#### Given request
Copy each line of the data below with the word "type".

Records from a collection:
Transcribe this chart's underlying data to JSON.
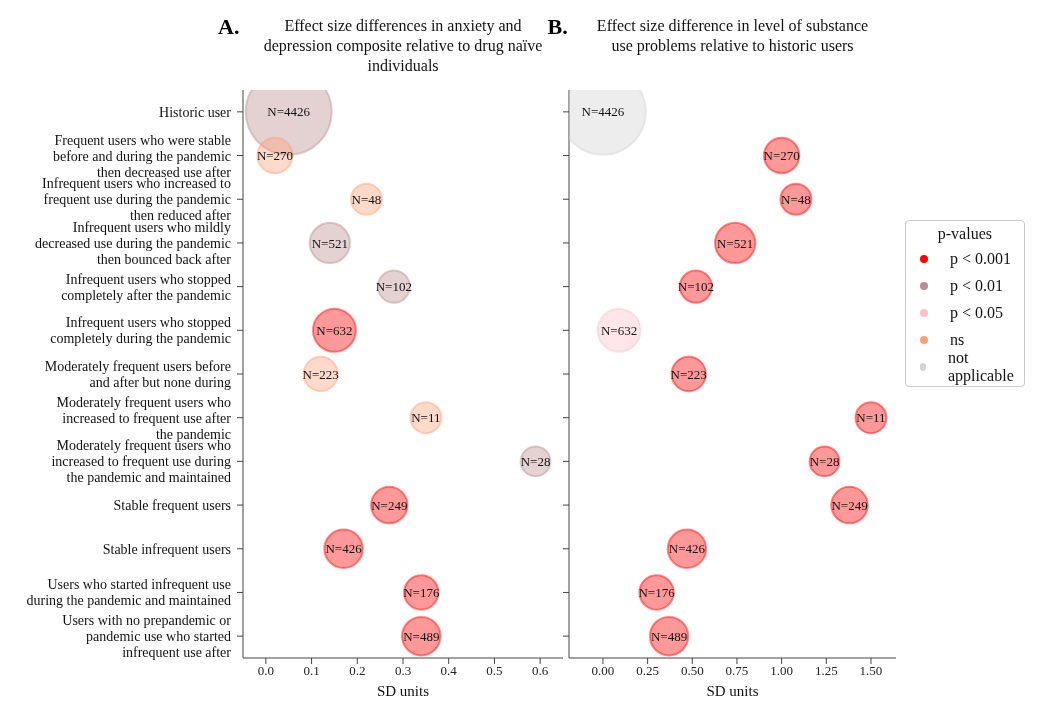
{
  "chart_data": [
    {
      "type": "bubble",
      "orientation": "horizontal",
      "title": "Effect size differences in anxiety and depression composite relative to drug naïve individuals",
      "xlabel": "SD units",
      "categories": [
        "Historic user",
        "Frequent users who were stable before and during the pandemic then decreased use after",
        "Infrequent users who increased to frequent use during the pandemic then reduced after",
        "Infrequent users who mildly decreased use during the pandemic then bounced back after",
        "Infrequent users who stopped completely after the pandemic",
        "Infrequent users who stopped completely during the pandemic",
        "Moderately frequent users before and after but none during",
        "Moderately frequent users who increased to frequent use after the pandemic",
        "Moderately frequent users who increased to frequent use during the pandemic and maintained",
        "Stable frequent users",
        "Stable infrequent users",
        "Users who started infrequent use during the pandemic and maintained",
        "Users with no prepandemic or pandemic use who started infrequent use after"
      ],
      "xlim": [
        -0.05,
        0.65
      ],
      "xticks": [
        {
          "value": 0,
          "label": "0.0"
        },
        0.1,
        0.2,
        0.3,
        0.4,
        0.5,
        0.6
      ],
      "series": [
        {
          "color": "#ff0000",
          "values": [
            null,
            null,
            null,
            null,
            null,
            0.15,
            null,
            null,
            null,
            0.27,
            0.17,
            0.34,
            0.34
          ],
          "sizes": [
            null,
            null,
            null,
            null,
            null,
            0.25,
            null,
            null,
            null,
            0.18,
            0.2,
            0.16,
            0.2
          ]
        },
        {
          "color": "#bc8f8f",
          "values": [
            0.05,
            null,
            null,
            0.14,
            0.28,
            null,
            null,
            null,
            0.59,
            null,
            null,
            null,
            null
          ],
          "sizes": [
            1,
            null,
            null,
            0.22,
            0.14,
            null,
            null,
            null,
            0.12,
            null,
            null,
            null,
            null
          ]
        },
        {
          "color": "#ffa07a",
          "values": [
            null,
            0.02,
            0.22,
            null,
            null,
            null,
            0.12,
            0.35,
            null,
            null,
            null,
            null,
            null
          ],
          "sizes": [
            null,
            0.17,
            0.13,
            null,
            null,
            null,
            0.16,
            0.13,
            null,
            null,
            null,
            null,
            null
          ]
        }
      ],
      "annotations": [
        "A.",
        {
          "text": "N=4426",
          "x": 0.05,
          "y": "Historic user"
        },
        {
          "text": "N=270",
          "x": 0.02,
          "y": "Frequent users who were stable before and during the pandemic then decreased use after"
        },
        {
          "text": "N=48",
          "x": 0.22,
          "y": "Infrequent users who increased to frequent use during the pandemic then reduced after"
        },
        {
          "text": "N=521",
          "x": 0.14,
          "y": "Infrequent users who mildly decreased use during the pandemic then bounced back after"
        },
        {
          "text": "N=102",
          "x": 0.28,
          "y": "Infrequent users who stopped completely after the pandemic"
        },
        {
          "text": "N=632",
          "x": 0.15,
          "y": "Infrequent users who stopped completely during the pandemic"
        },
        {
          "text": "N=223",
          "x": 0.12,
          "y": "Moderately frequent users before and after but none during"
        },
        {
          "text": "N=11",
          "x": 0.35,
          "y": "Moderately frequent users who increased to frequent use after the pandemic"
        },
        {
          "text": "N=28",
          "x": 0.59,
          "y": "Moderately frequent users who increased to frequent use during the pandemic and maintained"
        },
        {
          "text": "N=249",
          "x": 0.27,
          "y": "Stable frequent users"
        },
        {
          "text": "N=426",
          "x": 0.17,
          "y": "Stable infrequent users"
        },
        {
          "text": "N=176",
          "x": 0.34,
          "y": "Users who started infrequent use during the pandemic and maintained"
        },
        {
          "text": "N=489",
          "x": 0.34,
          "y": "Users with no prepandemic or pandemic use who started infrequent use after"
        }
      ]
    },
    {
      "type": "bubble",
      "orientation": "horizontal",
      "title": "Effect size difference in level of substance use problems relative to historic users",
      "xlabel": "SD units",
      "tick_labels": "x",
      "legend": "right",
      "legend_title": "p-values",
      "categories": [
        "Historic user",
        "Frequent users who were stable before and during the pandemic then decreased use after",
        "Infrequent users who increased to frequent use during the pandemic then reduced after",
        "Infrequent users who mildly decreased use during the pandemic then bounced back after",
        "Infrequent users who stopped completely after the pandemic",
        "Infrequent users who stopped completely during the pandemic",
        "Moderately frequent users before and after but none during",
        "Moderately frequent users who increased to frequent use after the pandemic",
        "Moderately frequent users who increased to frequent use during the pandemic and maintained",
        "Stable frequent users",
        "Stable infrequent users",
        "Users who started infrequent use during the pandemic and maintained",
        "Users with no prepandemic or pandemic use who started infrequent use after"
      ],
      "xlim": [
        -0.19,
        1.64
      ],
      "xticks": [
        {
          "value": 0,
          "label": "0.00"
        },
        {
          "value": 0.25,
          "label": "0.25"
        },
        {
          "value": 0.5,
          "label": "0.50"
        },
        {
          "value": 0.75,
          "label": "0.75"
        },
        {
          "value": 1,
          "label": "1.00"
        },
        {
          "value": 1.25,
          "label": "1.25"
        },
        {
          "value": 1.5,
          "label": "1.50"
        }
      ],
      "series": [
        {
          "name": "p < 0.001",
          "color": "#ff0000",
          "values": [
            null,
            1.0,
            1.08,
            0.74,
            0.52,
            null,
            0.48,
            1.5,
            1.24,
            1.38,
            0.47,
            0.3,
            0.37
          ],
          "sizes": [
            null,
            0.17,
            0.13,
            0.22,
            0.14,
            null,
            0.16,
            0.13,
            0.12,
            0.18,
            0.2,
            0.16,
            0.2
          ]
        },
        {
          "name": "p < 0.01",
          "color": "#bc8f8f",
          "values": [
            null,
            null,
            null,
            null,
            null,
            null,
            null,
            null,
            null,
            null,
            null,
            null,
            null
          ],
          "sizes": [
            null,
            null,
            null,
            null,
            null,
            null,
            null,
            null,
            null,
            null,
            null,
            null,
            null
          ]
        },
        {
          "name": "p < 0.05",
          "color": "#ffc0cb",
          "values": [
            null,
            null,
            null,
            null,
            null,
            0.09,
            null,
            null,
            null,
            null,
            null,
            null,
            null
          ],
          "sizes": [
            null,
            null,
            null,
            null,
            null,
            0.25,
            null,
            null,
            null,
            null,
            null,
            null,
            null
          ]
        },
        {
          "name": "ns",
          "color": "#ffa07a",
          "values": [
            null,
            null,
            null,
            null,
            null,
            null,
            null,
            null,
            null,
            null,
            null,
            null,
            null
          ],
          "sizes": [
            null,
            null,
            null,
            null,
            null,
            null,
            null,
            null,
            null,
            null,
            null,
            null,
            null
          ]
        },
        {
          "name": "not applicable",
          "color": "#d3d3d3",
          "values": [
            0.0,
            null,
            null,
            null,
            null,
            null,
            null,
            null,
            null,
            null,
            null,
            null,
            null
          ],
          "sizes": [
            1,
            null,
            null,
            null,
            null,
            null,
            null,
            null,
            null,
            null,
            null,
            null,
            null
          ]
        }
      ],
      "annotations": [
        "B.",
        {
          "text": "N=4426",
          "x": 0.0,
          "y": "Historic user"
        },
        {
          "text": "N=270",
          "x": 1.0,
          "y": "Frequent users who were stable before and during the pandemic then decreased use after"
        },
        {
          "text": "N=48",
          "x": 1.08,
          "y": "Infrequent users who increased to frequent use during the pandemic then reduced after"
        },
        {
          "text": "N=521",
          "x": 0.74,
          "y": "Infrequent users who mildly decreased use during the pandemic then bounced back after"
        },
        {
          "text": "N=102",
          "x": 0.52,
          "y": "Infrequent users who stopped completely after the pandemic"
        },
        {
          "text": "N=632",
          "x": 0.09,
          "y": "Infrequent users who stopped completely during the pandemic"
        },
        {
          "text": "N=223",
          "x": 0.48,
          "y": "Moderately frequent users before and after but none during"
        },
        {
          "text": "N=11",
          "x": 1.5,
          "y": "Moderately frequent users who increased to frequent use after the pandemic"
        },
        {
          "text": "N=28",
          "x": 1.24,
          "y": "Moderately frequent users who increased to frequent use during the pandemic and maintained"
        },
        {
          "text": "N=249",
          "x": 1.38,
          "y": "Stable frequent users"
        },
        {
          "text": "N=426",
          "x": 0.47,
          "y": "Stable infrequent users"
        },
        {
          "text": "N=176",
          "x": 0.3,
          "y": "Users who started infrequent use during the pandemic and maintained"
        },
        {
          "text": "N=489",
          "x": 0.37,
          "y": "Users with no prepandemic or pandemic use who started infrequent use after"
        }
      ]
    }
  ]
}
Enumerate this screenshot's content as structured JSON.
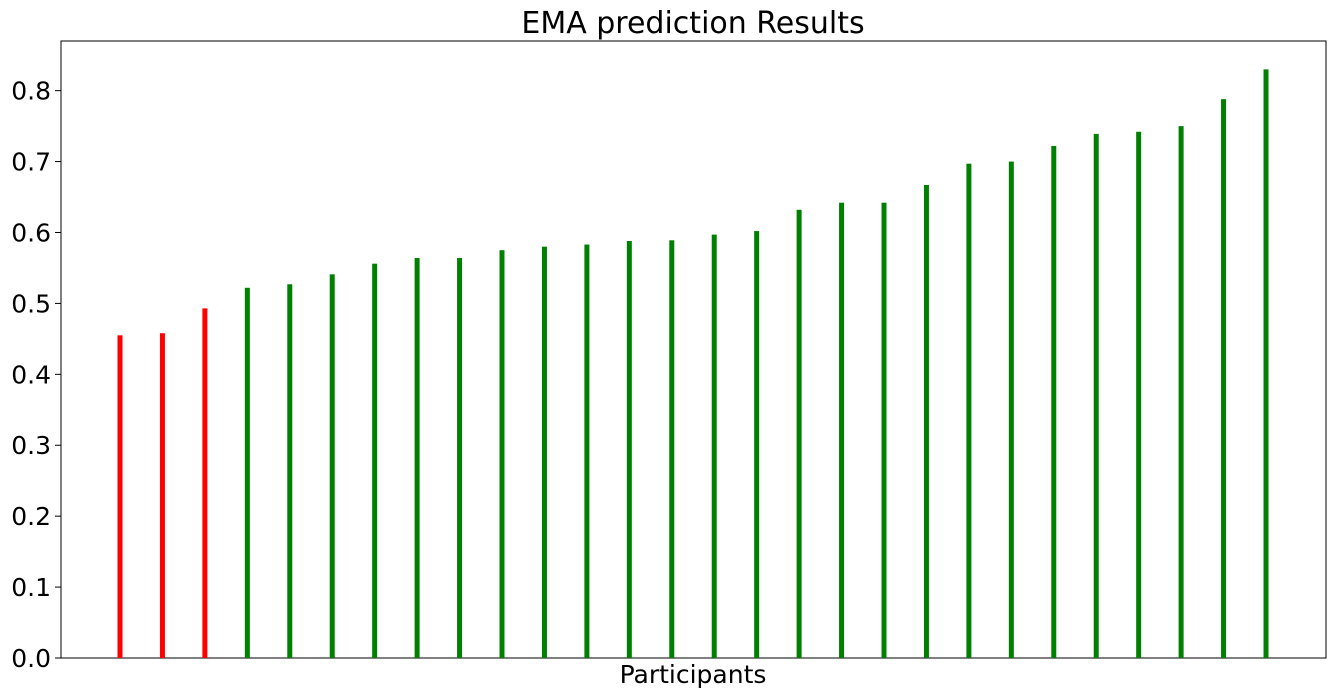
{
  "chart_data": {
    "type": "bar",
    "title": "EMA prediction Results",
    "xlabel": "Participants",
    "ylabel": "",
    "ylim": [
      0,
      0.87
    ],
    "yticks": [
      "0.0",
      "0.1",
      "0.2",
      "0.3",
      "0.4",
      "0.5",
      "0.6",
      "0.7",
      "0.8"
    ],
    "ytick_values": [
      0.0,
      0.1,
      0.2,
      0.3,
      0.4,
      0.5,
      0.6,
      0.7,
      0.8
    ],
    "grid": false,
    "legend": "none",
    "colors": {
      "below_threshold": "#ff0000",
      "above_threshold": "#008000"
    },
    "values": [
      0.455,
      0.458,
      0.493,
      0.522,
      0.527,
      0.541,
      0.556,
      0.564,
      0.564,
      0.575,
      0.58,
      0.583,
      0.588,
      0.589,
      0.597,
      0.602,
      0.632,
      0.642,
      0.642,
      0.667,
      0.697,
      0.7,
      0.722,
      0.739,
      0.742,
      0.75,
      0.788,
      0.83
    ],
    "bar_colors": [
      "#ff0000",
      "#ff0000",
      "#ff0000",
      "#008000",
      "#008000",
      "#008000",
      "#008000",
      "#008000",
      "#008000",
      "#008000",
      "#008000",
      "#008000",
      "#008000",
      "#008000",
      "#008000",
      "#008000",
      "#008000",
      "#008000",
      "#008000",
      "#008000",
      "#008000",
      "#008000",
      "#008000",
      "#008000",
      "#008000",
      "#008000",
      "#008000",
      "#008000"
    ]
  }
}
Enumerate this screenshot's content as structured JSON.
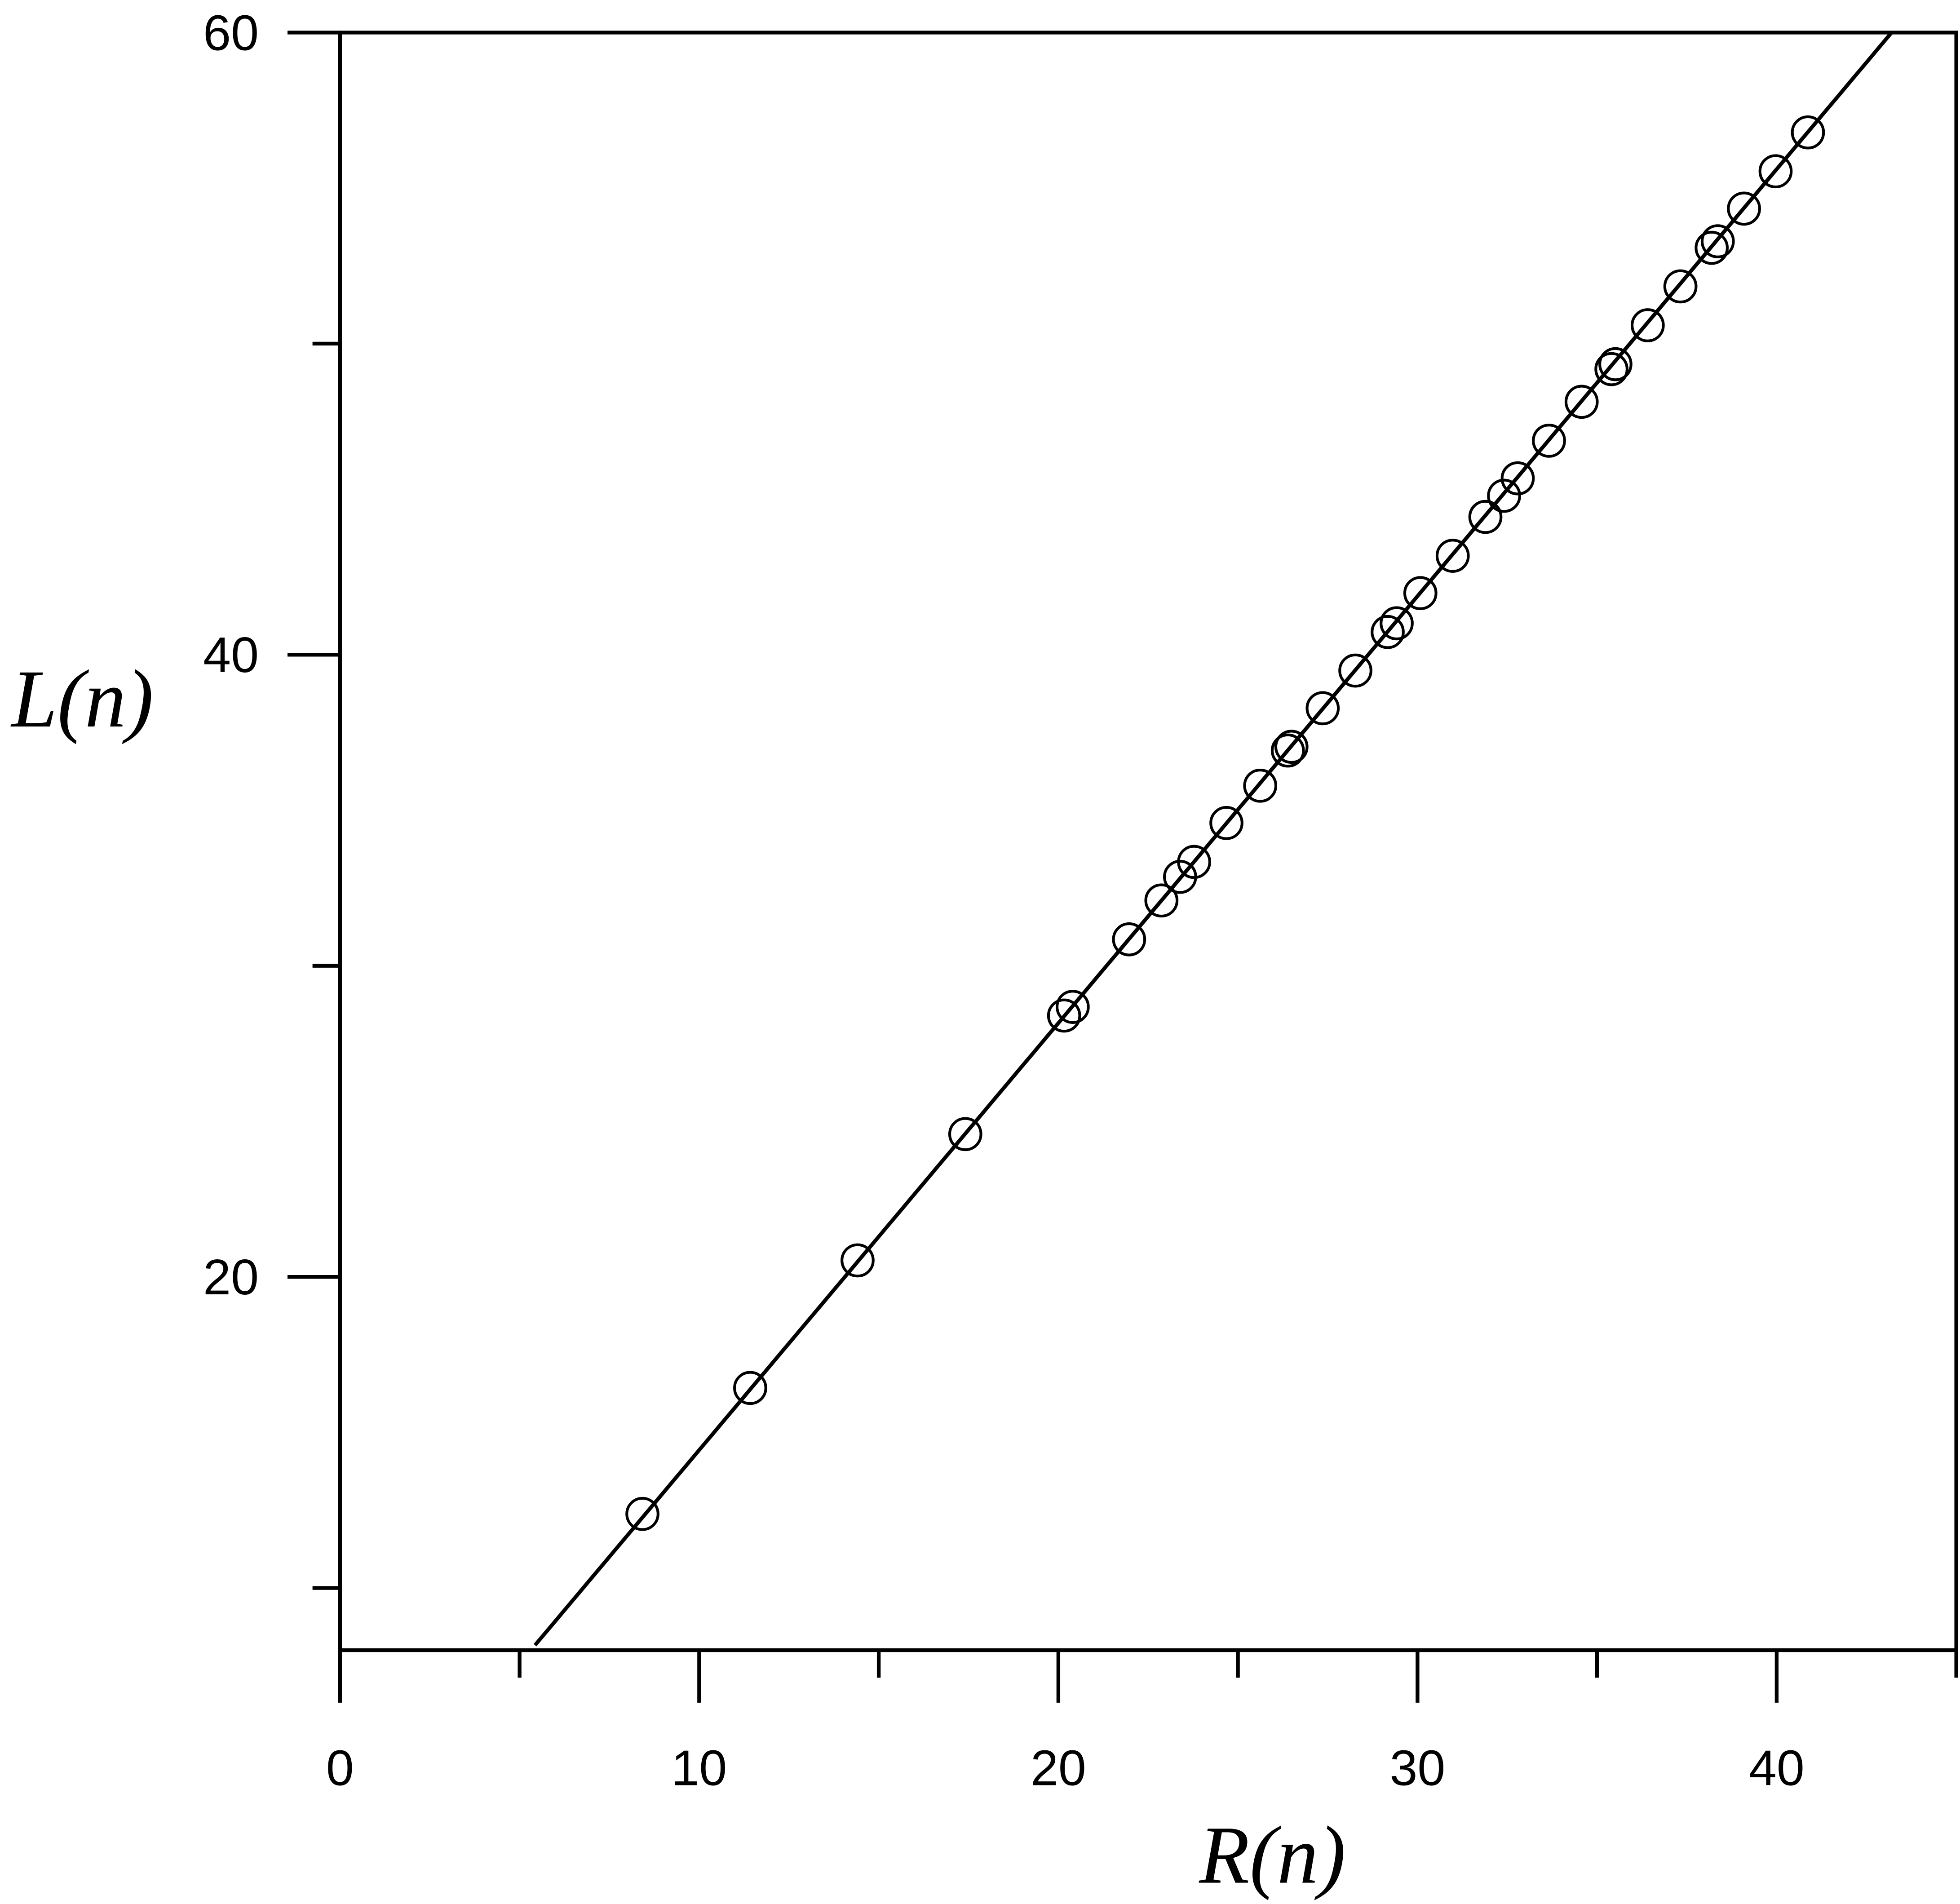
{
  "chart_data": {
    "type": "scatter",
    "x_label": "R(n)",
    "y_label": "L(n)",
    "xlim": [
      0,
      45
    ],
    "ylim": [
      8,
      60
    ],
    "xticks": [
      0,
      10,
      20,
      30,
      40
    ],
    "yticks": [
      20,
      40,
      60
    ],
    "xminorticks": [
      5,
      15,
      25,
      35,
      45
    ],
    "yminorticks": [
      10,
      30,
      50
    ],
    "color": "#000000",
    "points": {
      "x": [
        8.42,
        11.42,
        14.41,
        17.41,
        20.16,
        20.4,
        21.97,
        22.87,
        23.39,
        23.78,
        24.68,
        25.62,
        26.39,
        26.49,
        27.36,
        28.27,
        29.17,
        29.42,
        30.08,
        30.98,
        31.89,
        32.41,
        32.79,
        33.66,
        34.57,
        35.4,
        35.51,
        36.41,
        37.32,
        38.19,
        38.36,
        39.09,
        39.97,
        40.87
      ],
      "y": [
        12.38,
        16.43,
        20.53,
        24.59,
        28.4,
        28.68,
        30.85,
        32.1,
        32.86,
        33.34,
        34.59,
        35.79,
        36.92,
        37.04,
        38.28,
        39.49,
        40.73,
        41.01,
        41.98,
        43.18,
        44.43,
        45.11,
        45.67,
        46.88,
        48.13,
        49.18,
        49.34,
        50.59,
        51.84,
        53.08,
        53.29,
        54.34,
        55.54,
        56.79
      ]
    },
    "fit_line": {
      "x": [
        5.43,
        43.2
      ],
      "y": [
        8.16,
        60
      ]
    }
  }
}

#### Reply to the task
      "type": "bubble",
      "type": "bubble",
    "type": "bar",
    "type": "scatter",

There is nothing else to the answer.